To do – Find each line with the string "Národních" and copy it.

(Data records)
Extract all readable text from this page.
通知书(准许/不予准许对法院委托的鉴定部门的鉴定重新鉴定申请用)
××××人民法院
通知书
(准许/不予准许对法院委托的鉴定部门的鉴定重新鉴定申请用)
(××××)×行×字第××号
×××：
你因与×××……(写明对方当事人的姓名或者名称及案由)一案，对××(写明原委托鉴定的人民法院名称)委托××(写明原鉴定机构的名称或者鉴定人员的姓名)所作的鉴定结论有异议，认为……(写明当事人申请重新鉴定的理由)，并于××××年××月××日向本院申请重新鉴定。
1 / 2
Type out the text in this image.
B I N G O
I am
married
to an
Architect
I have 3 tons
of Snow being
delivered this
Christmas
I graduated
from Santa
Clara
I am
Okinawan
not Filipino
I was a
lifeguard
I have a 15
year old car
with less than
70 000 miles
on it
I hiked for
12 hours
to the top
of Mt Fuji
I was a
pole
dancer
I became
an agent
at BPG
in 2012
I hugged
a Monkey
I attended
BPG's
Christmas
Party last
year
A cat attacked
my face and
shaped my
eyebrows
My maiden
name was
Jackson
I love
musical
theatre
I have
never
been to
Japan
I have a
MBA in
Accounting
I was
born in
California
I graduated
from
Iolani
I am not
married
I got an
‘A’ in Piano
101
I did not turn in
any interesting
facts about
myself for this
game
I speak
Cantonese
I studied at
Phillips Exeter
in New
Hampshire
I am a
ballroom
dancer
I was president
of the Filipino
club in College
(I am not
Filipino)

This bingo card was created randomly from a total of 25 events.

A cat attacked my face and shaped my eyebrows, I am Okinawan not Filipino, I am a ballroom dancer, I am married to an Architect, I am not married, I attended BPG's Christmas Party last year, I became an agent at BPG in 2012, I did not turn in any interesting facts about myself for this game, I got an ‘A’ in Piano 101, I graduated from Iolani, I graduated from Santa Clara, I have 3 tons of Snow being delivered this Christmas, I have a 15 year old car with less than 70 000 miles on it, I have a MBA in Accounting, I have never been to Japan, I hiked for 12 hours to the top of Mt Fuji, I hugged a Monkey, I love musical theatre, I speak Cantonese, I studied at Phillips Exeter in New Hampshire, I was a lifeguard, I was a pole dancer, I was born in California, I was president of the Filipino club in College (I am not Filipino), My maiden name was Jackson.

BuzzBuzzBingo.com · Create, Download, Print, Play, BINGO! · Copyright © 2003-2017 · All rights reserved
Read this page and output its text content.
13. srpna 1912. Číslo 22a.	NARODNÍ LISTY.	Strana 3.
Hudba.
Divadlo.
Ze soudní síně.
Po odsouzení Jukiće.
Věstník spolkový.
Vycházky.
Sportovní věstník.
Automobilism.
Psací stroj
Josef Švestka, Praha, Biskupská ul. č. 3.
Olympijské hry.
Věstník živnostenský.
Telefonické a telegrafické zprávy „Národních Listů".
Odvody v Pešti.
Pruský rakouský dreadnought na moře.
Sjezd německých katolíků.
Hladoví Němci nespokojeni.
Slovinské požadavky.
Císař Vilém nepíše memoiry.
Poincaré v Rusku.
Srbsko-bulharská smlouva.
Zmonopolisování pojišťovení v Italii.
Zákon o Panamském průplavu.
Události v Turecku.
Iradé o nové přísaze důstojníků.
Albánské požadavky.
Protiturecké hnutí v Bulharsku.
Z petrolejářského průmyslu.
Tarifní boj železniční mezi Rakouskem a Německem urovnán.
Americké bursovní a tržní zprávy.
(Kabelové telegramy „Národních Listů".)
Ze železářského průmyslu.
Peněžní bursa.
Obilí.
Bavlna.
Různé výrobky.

Exercise response –
Telefonické a telegrafické zprávy „Národních Listů".
(Kabelové telegramy „Národních Listů".)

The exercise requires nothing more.